Exercise aim >>
In the records below, count every line containing "title". Reply with the number only.
------ Listing
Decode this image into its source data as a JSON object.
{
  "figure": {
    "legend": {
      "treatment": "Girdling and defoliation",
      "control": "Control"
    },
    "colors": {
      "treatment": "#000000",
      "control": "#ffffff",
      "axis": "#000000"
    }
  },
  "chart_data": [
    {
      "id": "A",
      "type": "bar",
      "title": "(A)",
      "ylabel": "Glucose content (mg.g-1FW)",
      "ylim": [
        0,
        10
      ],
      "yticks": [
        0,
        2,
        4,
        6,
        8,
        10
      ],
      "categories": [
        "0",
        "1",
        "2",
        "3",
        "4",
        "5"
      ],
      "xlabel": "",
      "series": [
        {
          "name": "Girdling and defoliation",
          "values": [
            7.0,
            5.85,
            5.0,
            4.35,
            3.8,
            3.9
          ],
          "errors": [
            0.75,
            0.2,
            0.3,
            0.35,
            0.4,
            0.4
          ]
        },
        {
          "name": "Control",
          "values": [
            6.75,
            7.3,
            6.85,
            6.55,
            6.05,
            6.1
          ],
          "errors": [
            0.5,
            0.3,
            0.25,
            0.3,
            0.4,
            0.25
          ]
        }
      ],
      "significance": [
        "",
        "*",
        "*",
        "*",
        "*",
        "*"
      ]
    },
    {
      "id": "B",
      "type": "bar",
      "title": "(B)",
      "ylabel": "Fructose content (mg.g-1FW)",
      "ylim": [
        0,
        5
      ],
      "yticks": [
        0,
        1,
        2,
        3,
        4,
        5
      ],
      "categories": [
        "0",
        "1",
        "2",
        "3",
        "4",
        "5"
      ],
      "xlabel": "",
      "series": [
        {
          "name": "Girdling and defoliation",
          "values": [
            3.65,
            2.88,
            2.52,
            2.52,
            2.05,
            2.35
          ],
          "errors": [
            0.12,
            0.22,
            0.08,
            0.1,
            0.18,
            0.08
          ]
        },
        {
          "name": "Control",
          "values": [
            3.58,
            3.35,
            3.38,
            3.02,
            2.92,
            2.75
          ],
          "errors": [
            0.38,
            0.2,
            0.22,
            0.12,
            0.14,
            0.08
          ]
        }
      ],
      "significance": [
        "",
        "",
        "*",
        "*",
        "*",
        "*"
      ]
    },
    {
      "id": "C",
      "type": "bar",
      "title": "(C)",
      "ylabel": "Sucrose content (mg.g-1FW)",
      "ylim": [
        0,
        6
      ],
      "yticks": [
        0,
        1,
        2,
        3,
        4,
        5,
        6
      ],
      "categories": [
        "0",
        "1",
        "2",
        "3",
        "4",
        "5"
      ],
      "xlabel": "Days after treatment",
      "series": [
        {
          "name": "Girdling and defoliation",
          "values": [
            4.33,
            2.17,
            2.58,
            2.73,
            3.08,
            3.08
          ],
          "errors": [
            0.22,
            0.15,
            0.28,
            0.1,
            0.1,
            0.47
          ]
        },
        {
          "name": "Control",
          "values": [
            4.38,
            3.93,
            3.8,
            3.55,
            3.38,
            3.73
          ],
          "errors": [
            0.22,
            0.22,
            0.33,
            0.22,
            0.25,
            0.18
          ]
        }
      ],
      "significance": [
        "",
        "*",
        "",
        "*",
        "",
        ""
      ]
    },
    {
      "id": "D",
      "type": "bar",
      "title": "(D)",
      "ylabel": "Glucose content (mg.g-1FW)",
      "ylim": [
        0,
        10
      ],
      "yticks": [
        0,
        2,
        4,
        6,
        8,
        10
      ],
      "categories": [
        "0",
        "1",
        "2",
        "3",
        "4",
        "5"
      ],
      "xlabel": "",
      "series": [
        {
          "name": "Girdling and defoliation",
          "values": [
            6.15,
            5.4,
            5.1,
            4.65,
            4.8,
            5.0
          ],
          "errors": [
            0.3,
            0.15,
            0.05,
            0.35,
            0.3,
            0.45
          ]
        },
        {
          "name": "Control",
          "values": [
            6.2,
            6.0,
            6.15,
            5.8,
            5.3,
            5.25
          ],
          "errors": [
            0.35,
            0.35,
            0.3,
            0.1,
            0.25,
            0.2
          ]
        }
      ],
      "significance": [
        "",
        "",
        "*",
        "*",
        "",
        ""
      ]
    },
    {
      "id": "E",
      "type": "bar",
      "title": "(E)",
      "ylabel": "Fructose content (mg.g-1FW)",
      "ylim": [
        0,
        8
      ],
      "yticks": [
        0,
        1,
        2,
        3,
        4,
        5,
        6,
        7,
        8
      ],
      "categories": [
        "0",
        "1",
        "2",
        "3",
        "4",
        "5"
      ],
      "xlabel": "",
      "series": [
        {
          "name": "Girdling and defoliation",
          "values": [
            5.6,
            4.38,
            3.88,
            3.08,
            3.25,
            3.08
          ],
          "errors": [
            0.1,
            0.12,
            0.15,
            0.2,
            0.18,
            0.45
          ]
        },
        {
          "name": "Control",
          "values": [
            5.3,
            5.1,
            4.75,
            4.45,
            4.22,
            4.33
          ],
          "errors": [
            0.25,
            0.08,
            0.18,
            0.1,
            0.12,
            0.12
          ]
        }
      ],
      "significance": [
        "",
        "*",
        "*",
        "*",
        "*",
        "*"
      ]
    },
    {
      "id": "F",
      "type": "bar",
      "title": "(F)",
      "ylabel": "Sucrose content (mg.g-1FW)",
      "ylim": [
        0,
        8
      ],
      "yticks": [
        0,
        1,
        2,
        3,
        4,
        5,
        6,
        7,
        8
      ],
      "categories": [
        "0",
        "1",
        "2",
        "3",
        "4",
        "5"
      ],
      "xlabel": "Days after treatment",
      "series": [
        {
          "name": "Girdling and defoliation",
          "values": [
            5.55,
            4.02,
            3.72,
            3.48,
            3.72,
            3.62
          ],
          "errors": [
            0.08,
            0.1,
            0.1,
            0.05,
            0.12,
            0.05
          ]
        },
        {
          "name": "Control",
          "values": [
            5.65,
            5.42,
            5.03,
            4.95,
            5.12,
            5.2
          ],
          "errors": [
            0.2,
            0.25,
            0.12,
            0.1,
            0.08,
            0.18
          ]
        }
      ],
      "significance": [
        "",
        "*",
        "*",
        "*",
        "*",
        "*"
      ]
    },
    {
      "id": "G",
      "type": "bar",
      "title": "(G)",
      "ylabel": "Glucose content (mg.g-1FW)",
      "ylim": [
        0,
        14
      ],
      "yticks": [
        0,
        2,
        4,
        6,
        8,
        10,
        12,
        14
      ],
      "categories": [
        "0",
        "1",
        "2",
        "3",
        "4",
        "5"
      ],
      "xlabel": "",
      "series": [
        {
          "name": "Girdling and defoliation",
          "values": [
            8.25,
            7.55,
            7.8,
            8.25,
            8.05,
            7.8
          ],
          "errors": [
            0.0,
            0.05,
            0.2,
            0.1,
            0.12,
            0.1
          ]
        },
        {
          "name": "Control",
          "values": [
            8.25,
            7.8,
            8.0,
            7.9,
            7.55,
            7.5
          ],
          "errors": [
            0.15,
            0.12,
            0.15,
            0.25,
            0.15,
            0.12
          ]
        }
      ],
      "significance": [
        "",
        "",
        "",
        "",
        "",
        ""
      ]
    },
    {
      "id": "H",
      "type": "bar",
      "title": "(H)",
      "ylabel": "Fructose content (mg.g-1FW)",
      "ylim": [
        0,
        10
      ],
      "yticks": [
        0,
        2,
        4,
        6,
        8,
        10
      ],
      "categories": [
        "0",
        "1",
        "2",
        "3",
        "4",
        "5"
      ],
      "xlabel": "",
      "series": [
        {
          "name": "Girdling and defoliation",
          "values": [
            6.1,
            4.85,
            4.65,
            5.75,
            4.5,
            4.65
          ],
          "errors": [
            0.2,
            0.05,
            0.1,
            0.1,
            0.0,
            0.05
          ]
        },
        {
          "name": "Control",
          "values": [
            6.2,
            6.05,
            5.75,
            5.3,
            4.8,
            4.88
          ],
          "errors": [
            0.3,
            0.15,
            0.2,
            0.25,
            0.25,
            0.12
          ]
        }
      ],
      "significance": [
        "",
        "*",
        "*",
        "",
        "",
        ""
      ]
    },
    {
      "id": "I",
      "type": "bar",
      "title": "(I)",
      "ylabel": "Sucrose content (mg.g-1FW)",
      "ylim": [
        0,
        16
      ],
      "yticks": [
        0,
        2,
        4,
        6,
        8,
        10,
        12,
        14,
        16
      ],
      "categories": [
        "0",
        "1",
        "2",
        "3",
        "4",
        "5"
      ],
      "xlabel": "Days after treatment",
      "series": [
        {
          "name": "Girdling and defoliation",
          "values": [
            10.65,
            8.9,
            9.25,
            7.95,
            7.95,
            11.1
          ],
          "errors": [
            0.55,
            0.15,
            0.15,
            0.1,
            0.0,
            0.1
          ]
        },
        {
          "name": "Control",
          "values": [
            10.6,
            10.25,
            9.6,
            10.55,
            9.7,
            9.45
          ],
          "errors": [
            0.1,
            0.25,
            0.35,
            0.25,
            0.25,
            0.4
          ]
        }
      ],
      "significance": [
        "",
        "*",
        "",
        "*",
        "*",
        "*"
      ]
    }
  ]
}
------------
Written reply >>
9